| Apply what you read |
a. Answer these questions from the electronic skin article:
(i) Which two institutions did the researchers come from?
(ii) What surrounds each of the hair roots?
(iii) What is the name of the process by which the sensors fold into 3D boxes?
b. Rewrite the paragraph of the electronic skin article that begins "The scientists embedded tiny, magnetic hairs" as a short bulleted list that keeps its main facts.

Start of Document passage

Electronic skin uses tiny magnetic hairs to sense touch

• https://newatlas.com, By Michael Irving

Now, researchers have developed a new type of electronic skin (e-skin) containing tiny embedded hairs that can precisely perceive touch and the direction it moves.

E-skins are thin films of material with electronic properties that allow them to perform some of the functions of natural human skin, such as registering touch, pressure, temperature or even pain. These artificial skins could be useful for patients needing grafts after major injury, or to give a more advanced sense of touch to prosthetic limbs and robots.

In the new study, researchers from Chemnitz University of Technology and Leibniz IFW Dresden developed an e-skin containing a new type of sensor that makes it extra sensitive to touch. The breakthrough comes from mimicking an important but overlooked factor in the human sensation of touch – tiny hairs lining the skin.

The scientists embedded tiny, magnetic hairs into an elastomeric material to make their e-skin. Like natural hairs, these artificial ones have bulbous roots that sit below the surface of the e-skin and move around when the hair above is touched. Each of these roots is surrounded by a 3D magnetic sensor, allowing the exact position of the root to be tracked in real-time. That allows the entire matrix of sensors to register that a hair has not only been touched, but the direction of that touch across the e-skin.

The team says these magnetic sensors can be fabricated in bulk sheets fairly easily. They can then self-fold into 3D boxes to house the hair roots, through a process known as micro-origami.

End of Document passage
Start of Supplied data

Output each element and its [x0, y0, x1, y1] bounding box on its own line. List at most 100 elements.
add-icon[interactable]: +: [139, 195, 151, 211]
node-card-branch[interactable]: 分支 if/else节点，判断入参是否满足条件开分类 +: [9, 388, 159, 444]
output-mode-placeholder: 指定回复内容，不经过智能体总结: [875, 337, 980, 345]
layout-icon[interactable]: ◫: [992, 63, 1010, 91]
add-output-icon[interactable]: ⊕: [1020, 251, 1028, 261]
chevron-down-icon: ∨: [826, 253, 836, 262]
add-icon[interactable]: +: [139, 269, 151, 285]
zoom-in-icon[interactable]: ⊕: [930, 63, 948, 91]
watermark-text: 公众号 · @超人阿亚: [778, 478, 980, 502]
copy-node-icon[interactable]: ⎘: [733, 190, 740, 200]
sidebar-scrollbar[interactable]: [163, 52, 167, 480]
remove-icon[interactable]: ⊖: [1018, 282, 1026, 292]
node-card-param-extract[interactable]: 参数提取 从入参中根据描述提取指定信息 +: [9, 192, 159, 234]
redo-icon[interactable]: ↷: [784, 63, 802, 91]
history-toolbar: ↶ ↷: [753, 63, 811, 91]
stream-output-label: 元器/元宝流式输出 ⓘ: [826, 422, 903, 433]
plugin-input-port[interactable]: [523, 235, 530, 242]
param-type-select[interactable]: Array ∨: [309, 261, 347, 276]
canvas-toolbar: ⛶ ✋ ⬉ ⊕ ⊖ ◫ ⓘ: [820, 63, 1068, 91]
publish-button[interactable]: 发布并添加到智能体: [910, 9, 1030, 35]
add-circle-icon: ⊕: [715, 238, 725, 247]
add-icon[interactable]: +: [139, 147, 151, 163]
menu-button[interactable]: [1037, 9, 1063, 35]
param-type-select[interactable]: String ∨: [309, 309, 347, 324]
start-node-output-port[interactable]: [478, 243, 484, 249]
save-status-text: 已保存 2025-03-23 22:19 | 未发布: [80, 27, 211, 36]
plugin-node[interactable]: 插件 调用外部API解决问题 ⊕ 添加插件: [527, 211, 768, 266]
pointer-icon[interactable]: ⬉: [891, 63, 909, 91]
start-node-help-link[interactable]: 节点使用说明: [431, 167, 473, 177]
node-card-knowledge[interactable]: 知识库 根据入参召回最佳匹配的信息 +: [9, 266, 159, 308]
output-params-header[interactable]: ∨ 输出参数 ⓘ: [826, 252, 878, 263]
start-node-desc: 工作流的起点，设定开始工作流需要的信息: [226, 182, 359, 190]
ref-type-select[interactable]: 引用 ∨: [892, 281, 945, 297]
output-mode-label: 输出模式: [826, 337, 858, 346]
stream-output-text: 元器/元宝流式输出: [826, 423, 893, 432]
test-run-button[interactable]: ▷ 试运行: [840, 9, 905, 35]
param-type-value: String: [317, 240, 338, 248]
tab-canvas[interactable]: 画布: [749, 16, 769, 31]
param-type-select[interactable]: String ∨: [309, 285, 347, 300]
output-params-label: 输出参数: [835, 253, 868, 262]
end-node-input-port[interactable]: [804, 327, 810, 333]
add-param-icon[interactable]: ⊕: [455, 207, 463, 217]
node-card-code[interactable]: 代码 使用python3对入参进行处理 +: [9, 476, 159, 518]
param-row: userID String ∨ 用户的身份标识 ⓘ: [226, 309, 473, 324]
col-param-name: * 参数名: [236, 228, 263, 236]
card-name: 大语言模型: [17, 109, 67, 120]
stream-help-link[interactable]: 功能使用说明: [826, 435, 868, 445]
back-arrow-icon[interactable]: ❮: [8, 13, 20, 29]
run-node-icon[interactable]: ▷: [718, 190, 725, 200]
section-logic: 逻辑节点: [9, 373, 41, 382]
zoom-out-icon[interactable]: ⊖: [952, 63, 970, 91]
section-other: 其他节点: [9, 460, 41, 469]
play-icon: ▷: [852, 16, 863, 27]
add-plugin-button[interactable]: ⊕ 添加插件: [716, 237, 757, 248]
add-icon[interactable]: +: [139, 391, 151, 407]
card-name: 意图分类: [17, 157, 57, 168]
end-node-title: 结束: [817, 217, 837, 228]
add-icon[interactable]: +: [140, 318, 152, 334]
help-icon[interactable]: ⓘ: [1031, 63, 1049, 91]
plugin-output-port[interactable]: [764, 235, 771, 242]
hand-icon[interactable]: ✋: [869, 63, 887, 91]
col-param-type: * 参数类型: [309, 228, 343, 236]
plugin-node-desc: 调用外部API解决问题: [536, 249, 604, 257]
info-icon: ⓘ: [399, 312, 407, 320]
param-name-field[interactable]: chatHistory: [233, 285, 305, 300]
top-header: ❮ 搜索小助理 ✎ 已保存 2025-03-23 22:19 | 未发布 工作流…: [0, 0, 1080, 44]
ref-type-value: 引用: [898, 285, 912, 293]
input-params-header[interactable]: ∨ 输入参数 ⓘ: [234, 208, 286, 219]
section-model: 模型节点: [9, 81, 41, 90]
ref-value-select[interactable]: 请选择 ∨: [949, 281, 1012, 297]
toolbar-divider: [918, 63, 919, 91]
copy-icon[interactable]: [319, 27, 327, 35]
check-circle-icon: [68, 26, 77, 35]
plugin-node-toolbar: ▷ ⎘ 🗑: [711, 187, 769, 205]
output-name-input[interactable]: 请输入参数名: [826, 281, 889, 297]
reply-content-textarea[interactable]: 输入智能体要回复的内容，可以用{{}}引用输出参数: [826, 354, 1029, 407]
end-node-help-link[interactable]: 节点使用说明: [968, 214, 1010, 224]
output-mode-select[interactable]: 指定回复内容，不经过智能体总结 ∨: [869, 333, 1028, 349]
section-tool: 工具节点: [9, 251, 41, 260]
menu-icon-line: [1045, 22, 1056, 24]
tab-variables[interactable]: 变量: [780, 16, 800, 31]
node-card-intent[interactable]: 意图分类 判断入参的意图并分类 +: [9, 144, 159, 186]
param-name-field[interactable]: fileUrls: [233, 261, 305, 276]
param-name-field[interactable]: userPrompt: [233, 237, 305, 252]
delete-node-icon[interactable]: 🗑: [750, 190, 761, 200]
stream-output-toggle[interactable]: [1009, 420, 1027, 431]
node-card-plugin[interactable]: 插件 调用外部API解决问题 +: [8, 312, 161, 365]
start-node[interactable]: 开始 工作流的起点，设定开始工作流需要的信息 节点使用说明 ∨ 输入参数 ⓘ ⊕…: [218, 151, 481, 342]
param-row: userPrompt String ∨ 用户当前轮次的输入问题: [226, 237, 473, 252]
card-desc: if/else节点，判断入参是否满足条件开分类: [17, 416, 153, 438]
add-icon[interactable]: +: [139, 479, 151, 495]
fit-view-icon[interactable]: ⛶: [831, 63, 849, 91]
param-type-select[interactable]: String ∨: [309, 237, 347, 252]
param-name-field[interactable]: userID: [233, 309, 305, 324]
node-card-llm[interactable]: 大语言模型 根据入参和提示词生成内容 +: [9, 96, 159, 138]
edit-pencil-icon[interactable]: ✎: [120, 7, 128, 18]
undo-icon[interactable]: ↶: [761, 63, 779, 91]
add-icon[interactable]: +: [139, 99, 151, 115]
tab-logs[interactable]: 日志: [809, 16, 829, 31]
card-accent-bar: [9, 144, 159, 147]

End of Supplied data

| Expected outputs |
a.
(i) Chemnitz University of Technology and Leibniz IFW Dresden.
(ii) A 3D magnetic sensor.
(iii) Micro-origami.

b.
- Tiny magnetic hairs are embedded in an elastomeric material to form the e-skin.
- Like natural hairs, each has a bulbous root below the surface that moves when the hair is touched.
- A 3D magnetic sensor surrounds each root and tracks its exact position in real time.
- The sensor matrix detects both that a hair was touched and the direction of the touch across the e-skin.